**Problem requirements**
Leave out any picture and return the remaining listing below exactly as given.

## BEGIN Extracted entries

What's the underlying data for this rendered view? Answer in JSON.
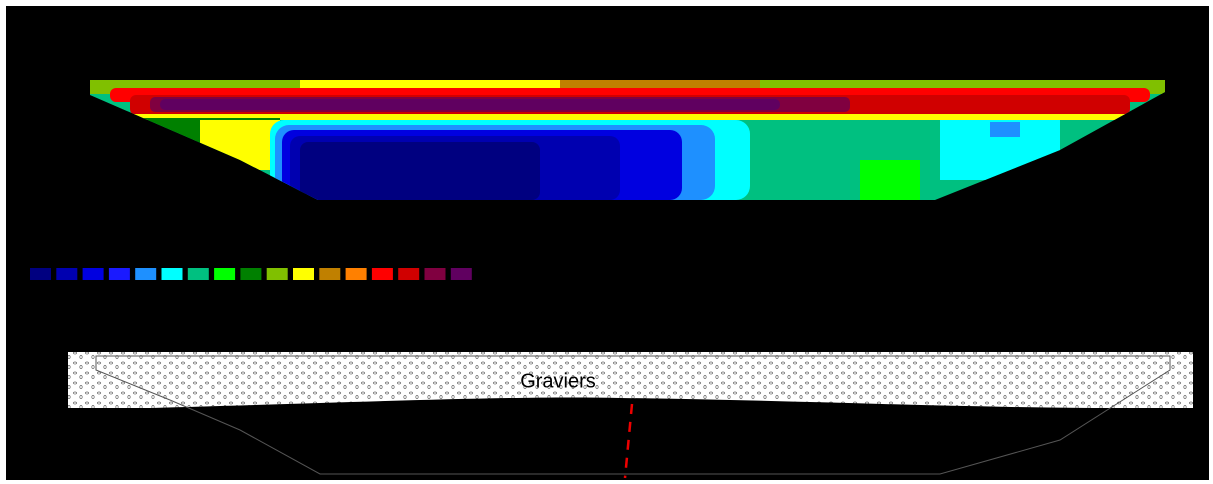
{
  "section": {
    "label": "Graviers"
  },
  "color_scale": [
    "#000080",
    "#0000b0",
    "#0000e0",
    "#1a1aff",
    "#1e90ff",
    "#00ffff",
    "#00c080",
    "#00ff00",
    "#008000",
    "#80c000",
    "#ffff00",
    "#c08000",
    "#ff8000",
    "#ff0000",
    "#d00000",
    "#800040",
    "#600060"
  ]
}
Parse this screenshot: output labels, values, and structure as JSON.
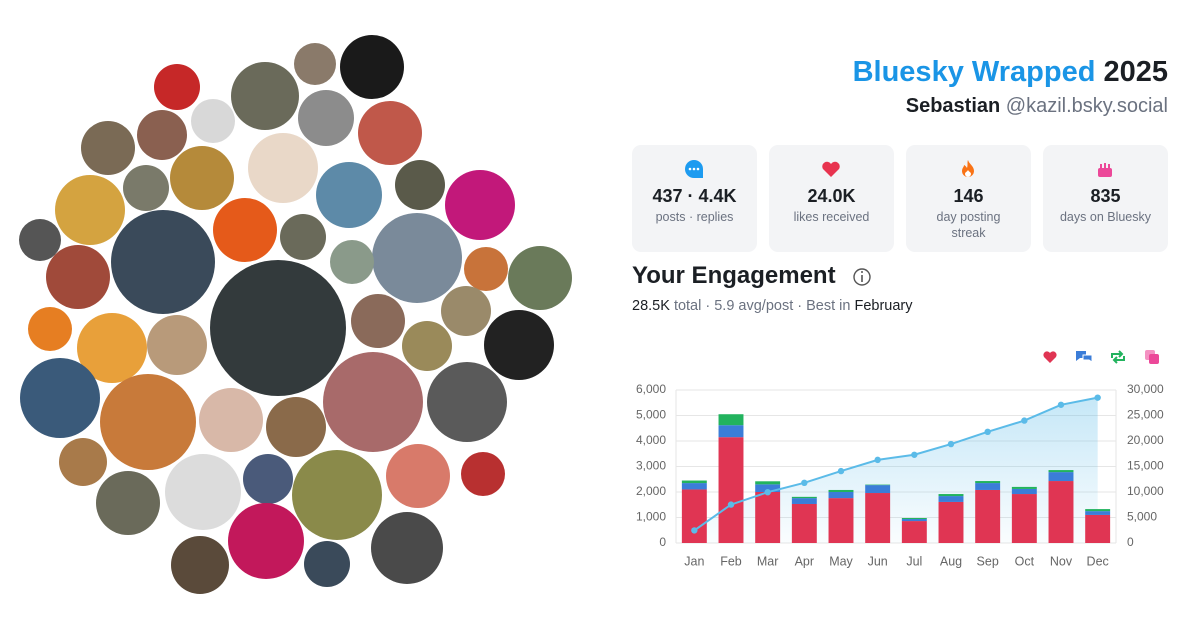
{
  "header": {
    "title": "Bluesky Wrapped",
    "year": "2025",
    "name": "Sebastian",
    "handle": "@kazil.bsky.social"
  },
  "stats": [
    {
      "value": "437 · 4.4K",
      "label": "posts · replies",
      "icon_color": "#1d9bf0"
    },
    {
      "value": "24.0K",
      "label": "likes received",
      "icon_color": "#e8334f"
    },
    {
      "value": "146",
      "label": "day posting streak",
      "icon_color": "#f97316"
    },
    {
      "value": "835",
      "label": "days on Bluesky",
      "icon_color": "#ec4899"
    }
  ],
  "engagement": {
    "title": "Your Engagement",
    "total": "28.5K",
    "summary": "total · 5.9 avg/post · Best in",
    "best_month": "February"
  },
  "chart_data": {
    "type": "bar",
    "stacked": true,
    "categories": [
      "Jan",
      "Feb",
      "Mar",
      "Apr",
      "May",
      "Jun",
      "Jul",
      "Aug",
      "Sep",
      "Oct",
      "Nov",
      "Dec"
    ],
    "series": [
      {
        "color": "#e03553",
        "values": [
          2100,
          4150,
          2000,
          1530,
          1760,
          1960,
          860,
          1610,
          2080,
          1920,
          2430,
          1100
        ]
      },
      {
        "color": "#3b7dd8",
        "values": [
          250,
          470,
          300,
          230,
          240,
          310,
          80,
          230,
          270,
          200,
          350,
          150
        ]
      },
      {
        "color": "#22b35e",
        "values": [
          100,
          430,
          120,
          50,
          80,
          20,
          40,
          80,
          80,
          80,
          80,
          80
        ]
      },
      {
        "color": "#ec4899",
        "values": [
          0,
          0,
          0,
          0,
          0,
          0,
          0,
          0,
          0,
          0,
          0,
          0
        ]
      },
      {
        "type": "line",
        "axis": "y2",
        "color": "#5bbbe8",
        "values": [
          2470,
          7530,
          9960,
          11800,
          14100,
          16300,
          17300,
          19400,
          21800,
          24000,
          27100,
          28500
        ]
      }
    ],
    "ylim": [
      0,
      6000
    ],
    "yticks": [
      0,
      {
        "value": 1000,
        "label": "1,000"
      },
      {
        "value": 2000,
        "label": "2,000"
      },
      {
        "value": 3000,
        "label": "3,000"
      },
      {
        "value": 4000,
        "label": "4,000"
      },
      {
        "value": 5000,
        "label": "5,000"
      },
      {
        "value": 6000,
        "label": "6,000"
      }
    ],
    "y2lim": [
      0,
      30000
    ],
    "y2ticks": [
      0,
      {
        "value": 5000,
        "label": "5,000"
      },
      {
        "value": 10000,
        "label": "10,000"
      },
      {
        "value": 15000,
        "label": "15,000"
      },
      {
        "value": 20000,
        "label": "20,000"
      },
      {
        "value": 25000,
        "label": "25,000"
      },
      {
        "value": 30000,
        "label": "30,000"
      }
    ],
    "grid": true
  }
}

## END Extracted entries

**Task output**
What's the underlying data for this rendered view? Answer in JSON.
{
  "section": {
    "label": "Graviers"
  },
  "color_scale": [
    "#000080",
    "#0000b0",
    "#0000e0",
    "#1a1aff",
    "#1e90ff",
    "#00ffff",
    "#00c080",
    "#00ff00",
    "#008000",
    "#80c000",
    "#ffff00",
    "#c08000",
    "#ff8000",
    "#ff0000",
    "#d00000",
    "#800040",
    "#600060"
  ]
}
Parse this screenshot: output labels, values, and structure as JSON.
{
  "header": {
    "title": "Bluesky Wrapped",
    "year": "2025",
    "name": "Sebastian",
    "handle": "@kazil.bsky.social"
  },
  "stats": [
    {
      "value": "437 · 4.4K",
      "label": "posts · replies",
      "icon_color": "#1d9bf0"
    },
    {
      "value": "24.0K",
      "label": "likes received",
      "icon_color": "#e8334f"
    },
    {
      "value": "146",
      "label": "day posting streak",
      "icon_color": "#f97316"
    },
    {
      "value": "835",
      "label": "days on Bluesky",
      "icon_color": "#ec4899"
    }
  ],
  "engagement": {
    "title": "Your Engagement",
    "total": "28.5K",
    "summary": "total · 5.9 avg/post · Best in",
    "best_month": "February"
  },
  "chart_data": {
    "type": "bar",
    "stacked": true,
    "categories": [
      "Jan",
      "Feb",
      "Mar",
      "Apr",
      "May",
      "Jun",
      "Jul",
      "Aug",
      "Sep",
      "Oct",
      "Nov",
      "Dec"
    ],
    "series": [
      {
        "color": "#e03553",
        "values": [
          2100,
          4150,
          2000,
          1530,
          1760,
          1960,
          860,
          1610,
          2080,
          1920,
          2430,
          1100
        ]
      },
      {
        "color": "#3b7dd8",
        "values": [
          250,
          470,
          300,
          230,
          240,
          310,
          80,
          230,
          270,
          200,
          350,
          150
        ]
      },
      {
        "color": "#22b35e",
        "values": [
          100,
          430,
          120,
          50,
          80,
          20,
          40,
          80,
          80,
          80,
          80,
          80
        ]
      },
      {
        "color": "#ec4899",
        "values": [
          0,
          0,
          0,
          0,
          0,
          0,
          0,
          0,
          0,
          0,
          0,
          0
        ]
      },
      {
        "type": "line",
        "axis": "y2",
        "color": "#5bbbe8",
        "values": [
          2470,
          7530,
          9960,
          11800,
          14100,
          16300,
          17300,
          19400,
          21800,
          24000,
          27100,
          28500
        ]
      }
    ],
    "ylim": [
      0,
      6000
    ],
    "yticks": [
      0,
      {
        "value": 1000,
        "label": "1,000"
      },
      {
        "value": 2000,
        "label": "2,000"
      },
      {
        "value": 3000,
        "label": "3,000"
      },
      {
        "value": 4000,
        "label": "4,000"
      },
      {
        "value": 5000,
        "label": "5,000"
      },
      {
        "value": 6000,
        "label": "6,000"
      }
    ],
    "y2lim": [
      0,
      30000
    ],
    "y2ticks": [
      0,
      {
        "value": 5000,
        "label": "5,000"
      },
      {
        "value": 10000,
        "label": "10,000"
      },
      {
        "value": 15000,
        "label": "15,000"
      },
      {
        "value": 20000,
        "label": "20,000"
      },
      {
        "value": 25000,
        "label": "25,000"
      },
      {
        "value": 30000,
        "label": "30,000"
      }
    ],
    "grid": true
  }
}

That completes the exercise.